━━━━━ Teks Halaman ━━━━━

­

Implementasi Pancasila dalam Mengatasi Isu Kekerasan Gender

Desember 10, 2020

Sumber gambar : Pinterest

Seiring dengan perkembangan zaman, isu kekerasan gender selalu menjadi tantangan. Seolah isu ini tidak pernah benar-benar terselesaikan. Meski kekerasan gender bisa terjadi pada gender apa saja, namun perempuan acap kali menjadi korban dominan yang sering dirugikan. Data Catatan Tahunan (CATAHU) terbaru yang diterbitkan Komnas Perempuan bulan Maret lalu menunjukkan bahwa kekerasan pada perempuan meningkat 8 kali lipat dalam 12 tahun terakhir, turut tercatat pula bahwa sepanjang tahun 2019 ada 431.471 kekerasan terhadap perempuan di Indonesia. Namun, angka hanya sekedar angka. Faktanya, banyak kasus kekerasan yang tidak naik ke permukaan, sehingga tidak bisa dibayangkan berapa banyak kekerasan gender yang sebenarnya terjadi di Indonesia.

━━━━━ Data yang Diberikan ━━━━━

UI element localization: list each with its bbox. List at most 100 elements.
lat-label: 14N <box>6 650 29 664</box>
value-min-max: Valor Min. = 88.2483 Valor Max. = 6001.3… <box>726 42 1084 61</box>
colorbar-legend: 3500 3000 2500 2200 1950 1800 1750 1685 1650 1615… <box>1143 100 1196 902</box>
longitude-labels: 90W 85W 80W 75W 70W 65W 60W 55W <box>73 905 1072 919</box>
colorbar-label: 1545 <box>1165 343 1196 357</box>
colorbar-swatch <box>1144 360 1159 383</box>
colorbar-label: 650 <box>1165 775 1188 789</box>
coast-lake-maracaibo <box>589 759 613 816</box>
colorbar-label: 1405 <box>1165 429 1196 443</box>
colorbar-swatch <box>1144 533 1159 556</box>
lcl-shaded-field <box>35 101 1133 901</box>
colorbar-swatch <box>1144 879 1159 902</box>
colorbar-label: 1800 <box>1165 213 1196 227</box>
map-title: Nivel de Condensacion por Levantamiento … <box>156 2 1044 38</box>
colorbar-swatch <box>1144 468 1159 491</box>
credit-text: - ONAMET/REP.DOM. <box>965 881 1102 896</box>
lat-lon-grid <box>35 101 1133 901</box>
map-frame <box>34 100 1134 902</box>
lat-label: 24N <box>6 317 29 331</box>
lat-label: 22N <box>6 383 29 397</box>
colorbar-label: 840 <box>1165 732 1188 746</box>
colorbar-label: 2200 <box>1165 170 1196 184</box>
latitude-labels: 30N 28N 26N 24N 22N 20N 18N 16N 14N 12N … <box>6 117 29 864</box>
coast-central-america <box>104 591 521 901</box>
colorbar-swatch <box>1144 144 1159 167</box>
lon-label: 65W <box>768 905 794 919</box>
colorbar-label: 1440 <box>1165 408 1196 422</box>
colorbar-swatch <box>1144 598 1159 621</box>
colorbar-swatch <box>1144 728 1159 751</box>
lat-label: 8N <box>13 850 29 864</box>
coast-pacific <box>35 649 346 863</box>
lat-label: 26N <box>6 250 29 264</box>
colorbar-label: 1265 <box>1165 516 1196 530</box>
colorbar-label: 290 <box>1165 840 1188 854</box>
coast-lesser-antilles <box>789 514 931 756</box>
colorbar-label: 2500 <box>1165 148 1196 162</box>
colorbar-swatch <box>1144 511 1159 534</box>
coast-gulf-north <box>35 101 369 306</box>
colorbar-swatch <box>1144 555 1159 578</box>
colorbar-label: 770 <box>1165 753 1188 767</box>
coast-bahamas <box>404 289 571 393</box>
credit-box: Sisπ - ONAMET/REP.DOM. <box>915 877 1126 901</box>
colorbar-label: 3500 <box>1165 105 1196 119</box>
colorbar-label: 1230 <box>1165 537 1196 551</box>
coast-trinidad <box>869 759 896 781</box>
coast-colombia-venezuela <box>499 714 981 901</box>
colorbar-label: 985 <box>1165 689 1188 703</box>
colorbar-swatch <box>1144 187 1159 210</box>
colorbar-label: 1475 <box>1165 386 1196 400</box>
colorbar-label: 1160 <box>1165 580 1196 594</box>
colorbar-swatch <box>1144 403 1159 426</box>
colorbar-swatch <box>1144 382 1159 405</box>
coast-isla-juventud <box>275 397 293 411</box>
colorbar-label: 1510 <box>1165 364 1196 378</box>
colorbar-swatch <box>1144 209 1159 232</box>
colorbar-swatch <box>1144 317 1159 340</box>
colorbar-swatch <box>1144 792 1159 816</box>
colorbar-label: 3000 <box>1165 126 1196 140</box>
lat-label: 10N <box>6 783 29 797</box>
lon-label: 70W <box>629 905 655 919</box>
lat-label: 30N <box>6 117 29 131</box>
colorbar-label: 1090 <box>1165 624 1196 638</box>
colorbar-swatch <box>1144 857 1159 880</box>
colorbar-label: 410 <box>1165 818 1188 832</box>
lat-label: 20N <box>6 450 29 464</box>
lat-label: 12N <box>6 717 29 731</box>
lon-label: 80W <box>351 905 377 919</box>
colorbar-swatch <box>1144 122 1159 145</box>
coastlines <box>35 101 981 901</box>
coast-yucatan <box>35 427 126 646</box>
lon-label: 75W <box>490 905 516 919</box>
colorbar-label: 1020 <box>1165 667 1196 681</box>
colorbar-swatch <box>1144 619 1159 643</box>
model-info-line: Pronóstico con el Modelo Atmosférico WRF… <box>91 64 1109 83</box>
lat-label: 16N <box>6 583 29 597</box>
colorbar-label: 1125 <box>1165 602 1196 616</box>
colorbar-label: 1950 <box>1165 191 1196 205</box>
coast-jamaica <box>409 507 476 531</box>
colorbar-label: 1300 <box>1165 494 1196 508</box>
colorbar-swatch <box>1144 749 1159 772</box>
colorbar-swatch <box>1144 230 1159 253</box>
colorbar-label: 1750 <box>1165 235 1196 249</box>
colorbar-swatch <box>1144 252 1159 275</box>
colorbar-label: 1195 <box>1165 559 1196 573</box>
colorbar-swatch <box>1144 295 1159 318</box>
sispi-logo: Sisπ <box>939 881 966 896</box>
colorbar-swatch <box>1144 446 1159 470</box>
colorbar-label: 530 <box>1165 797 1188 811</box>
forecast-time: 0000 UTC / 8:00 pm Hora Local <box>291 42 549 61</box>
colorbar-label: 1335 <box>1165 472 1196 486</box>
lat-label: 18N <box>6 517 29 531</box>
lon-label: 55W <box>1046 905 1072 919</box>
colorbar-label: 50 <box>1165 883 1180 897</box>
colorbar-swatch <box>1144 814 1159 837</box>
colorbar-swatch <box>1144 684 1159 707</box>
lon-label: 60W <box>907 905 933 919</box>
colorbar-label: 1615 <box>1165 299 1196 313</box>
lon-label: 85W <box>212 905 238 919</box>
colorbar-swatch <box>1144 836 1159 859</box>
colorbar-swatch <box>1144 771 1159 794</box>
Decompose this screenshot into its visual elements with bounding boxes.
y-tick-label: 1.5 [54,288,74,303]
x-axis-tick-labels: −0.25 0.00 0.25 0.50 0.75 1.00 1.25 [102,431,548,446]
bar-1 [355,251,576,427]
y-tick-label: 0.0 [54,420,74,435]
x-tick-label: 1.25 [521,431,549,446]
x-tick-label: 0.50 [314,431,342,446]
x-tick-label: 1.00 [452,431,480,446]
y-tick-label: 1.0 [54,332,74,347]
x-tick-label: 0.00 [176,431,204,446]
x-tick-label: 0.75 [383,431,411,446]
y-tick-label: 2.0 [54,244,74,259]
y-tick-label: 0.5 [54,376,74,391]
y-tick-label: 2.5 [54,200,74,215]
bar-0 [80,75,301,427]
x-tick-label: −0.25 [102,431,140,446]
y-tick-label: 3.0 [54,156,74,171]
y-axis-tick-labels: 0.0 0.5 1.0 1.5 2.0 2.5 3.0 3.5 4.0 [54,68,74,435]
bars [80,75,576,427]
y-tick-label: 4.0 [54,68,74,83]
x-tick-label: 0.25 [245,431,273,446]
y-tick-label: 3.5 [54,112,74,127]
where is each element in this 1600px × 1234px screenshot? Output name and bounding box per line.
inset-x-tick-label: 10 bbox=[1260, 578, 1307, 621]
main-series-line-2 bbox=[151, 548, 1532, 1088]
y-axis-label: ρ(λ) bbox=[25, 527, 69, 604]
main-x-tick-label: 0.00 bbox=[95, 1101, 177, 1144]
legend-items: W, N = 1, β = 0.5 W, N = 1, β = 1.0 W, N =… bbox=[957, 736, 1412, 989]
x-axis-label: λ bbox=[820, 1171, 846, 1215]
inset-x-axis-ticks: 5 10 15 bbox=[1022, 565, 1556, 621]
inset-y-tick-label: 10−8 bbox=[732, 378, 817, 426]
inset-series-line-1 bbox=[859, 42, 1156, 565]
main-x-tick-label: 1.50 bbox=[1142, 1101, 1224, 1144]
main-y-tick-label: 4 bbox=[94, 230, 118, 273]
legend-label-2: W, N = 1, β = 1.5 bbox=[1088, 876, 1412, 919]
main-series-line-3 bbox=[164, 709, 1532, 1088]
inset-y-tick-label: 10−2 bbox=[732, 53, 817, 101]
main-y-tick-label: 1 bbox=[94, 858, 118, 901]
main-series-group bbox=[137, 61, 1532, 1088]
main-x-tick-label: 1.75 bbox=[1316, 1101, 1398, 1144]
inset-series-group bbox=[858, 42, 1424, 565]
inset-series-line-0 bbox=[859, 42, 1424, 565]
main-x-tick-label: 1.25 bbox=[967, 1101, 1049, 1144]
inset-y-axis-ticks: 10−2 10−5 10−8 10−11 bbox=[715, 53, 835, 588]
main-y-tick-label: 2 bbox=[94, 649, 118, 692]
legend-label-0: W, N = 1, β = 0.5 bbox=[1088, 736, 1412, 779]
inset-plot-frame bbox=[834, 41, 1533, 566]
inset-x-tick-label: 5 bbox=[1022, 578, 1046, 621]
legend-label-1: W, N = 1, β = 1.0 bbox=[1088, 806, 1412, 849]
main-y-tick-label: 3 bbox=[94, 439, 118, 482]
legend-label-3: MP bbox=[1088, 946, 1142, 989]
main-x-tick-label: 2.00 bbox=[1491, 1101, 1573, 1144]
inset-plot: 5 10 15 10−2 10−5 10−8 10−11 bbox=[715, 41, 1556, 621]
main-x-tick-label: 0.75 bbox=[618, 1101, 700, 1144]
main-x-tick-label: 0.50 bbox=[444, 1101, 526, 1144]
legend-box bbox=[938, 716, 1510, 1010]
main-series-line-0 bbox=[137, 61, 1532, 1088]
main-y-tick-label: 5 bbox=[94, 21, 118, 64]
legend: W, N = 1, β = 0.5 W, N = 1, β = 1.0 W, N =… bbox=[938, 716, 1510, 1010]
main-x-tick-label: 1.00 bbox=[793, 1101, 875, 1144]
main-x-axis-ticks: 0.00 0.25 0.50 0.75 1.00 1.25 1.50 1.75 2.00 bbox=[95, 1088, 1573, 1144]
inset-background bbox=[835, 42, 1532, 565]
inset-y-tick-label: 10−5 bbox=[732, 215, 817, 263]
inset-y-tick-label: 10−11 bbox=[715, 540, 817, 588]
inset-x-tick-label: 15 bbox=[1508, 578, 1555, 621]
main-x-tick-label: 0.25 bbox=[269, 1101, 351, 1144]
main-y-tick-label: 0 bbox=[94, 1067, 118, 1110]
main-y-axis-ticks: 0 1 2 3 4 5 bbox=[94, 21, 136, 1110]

━━━━━

* **Soal Latihan**
a) Menurut teks halaman tentang kekerasan gender, ada berapa kekerasan terhadap perempuan di Indonesia sepanjang tahun 2019?
b) Lanjutkan teks tentang penerapan Pancasila dalam mengatasi kekerasan gender mulai dari kalimat terakhirnya.

* **Jawaban Tiap Soal**
a) Sepanjang tahun 2019 ada 431.471 kekerasan terhadap perempuan di Indonesia.

b)
Di masa pandemi seperti sekarang, kekerasan gender begitu rentan terjadi. Hal ini juga telah dikonfirmasi oleh data yang diterbitkan UN Women yang memaparkan menanjaknya angka kekerasan seperti KDRT selama pandemi yang diakibatkan oleh banyak faktor seperti ekonomi. Banyaknya kasus pernikahan anak di bawah umur pun juga patut menjadi sorotan karena selain rentan mengakibatkan kekerasan, hal itu juga menunjukkan rendahnya kesadaran masyarakat terhadap isu kekerasan gender mulai dari kesadaran akan penyebab, bentuk, hingga akibatnya.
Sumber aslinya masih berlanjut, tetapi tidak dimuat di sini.